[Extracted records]
<<<<

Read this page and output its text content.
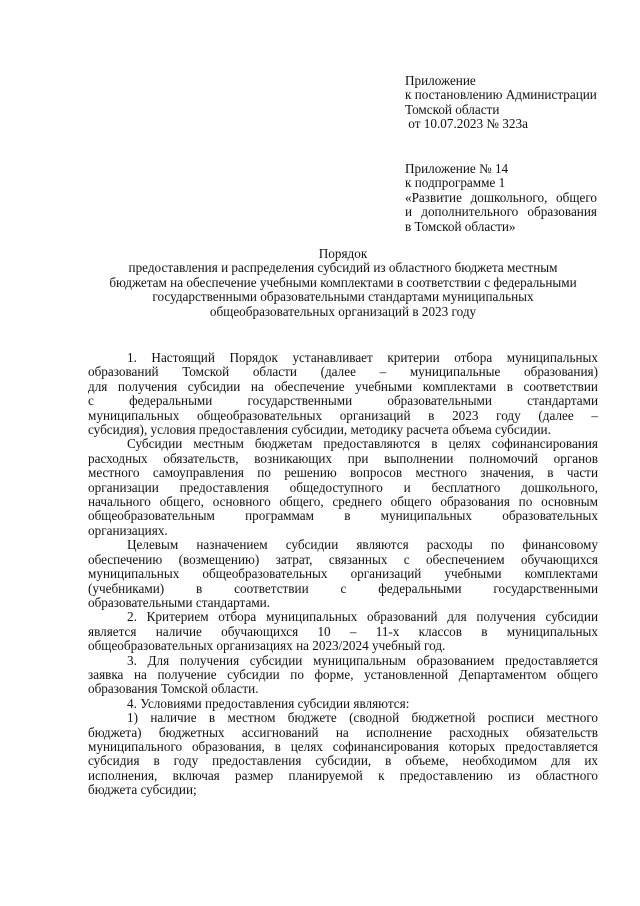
Приложение
к постановлению Администрации
Томской области
от 10.07.2023 № 323а
Приложение № 14
к подпрограмме 1
«Развитие дошкольного, общего
и дополнительного образования
в Томской области»
Порядок
предоставления и распределения субсидий из областного бюджета местным
бюджетам на обеспечение учебными комплектами в соответствии с федеральными
государственными образовательными стандартами муниципальных
общеобразовательных организаций в 2023 году
1. Настоящий Порядок устанавливает критерии отбора муниципальных
образований Томской области (далее – муниципальные образования)
для получения субсидии на обеспечение учебными комплектами в соответствии
с федеральными государственными образовательными стандартами
муниципальных общеобразовательных организаций в 2023 году (далее –
субсидия), условия предоставления субсидии, методику расчета объема субсидии.
Субсидии местным бюджетам предоставляются в целях софинансирования
расходных обязательств, возникающих при выполнении полномочий органов
местного самоуправления по решению вопросов местного значения, в части
организации предоставления общедоступного и бесплатного дошкольного,
начального общего, основного общего, среднего общего образования по основным
общеобразовательным программам в муниципальных образовательных
организациях.
Целевым назначением субсидии являются расходы по финансовому
обеспечению (возмещению) затрат, связанных с обеспечением обучающихся
муниципальных общеобразовательных организаций учебными комплектами
(учебниками) в соответствии с федеральными государственными
образовательными стандартами.
2. Критерием отбора муниципальных образований для получения субсидии
является наличие обучающихся 10 – 11-х классов в муниципальных
общеобразовательных организациях на 2023/2024 учебный год.
3. Для получения субсидии муниципальным образованием предоставляется
заявка на получение субсидии по форме, установленной Департаментом общего
образования Томской области.
4. Условиями предоставления субсидии являются:
1) наличие в местном бюджете (сводной бюджетной росписи местного
бюджета) бюджетных ассигнований на исполнение расходных обязательств
муниципального образования, в целях софинансирования которых предоставляется
субсидия в году предоставления субсидии, в объеме, необходимом для их
исполнения, включая размер планируемой к предоставлению из областного
бюджета субсидии;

>>>>

▶ [Task details]:
Go through the preceding material and copy each line that has the word "Порядок".

▶ [Solution for this task]:
Порядок
1. Настоящий Порядок устанавливает критерии отбора муниципальных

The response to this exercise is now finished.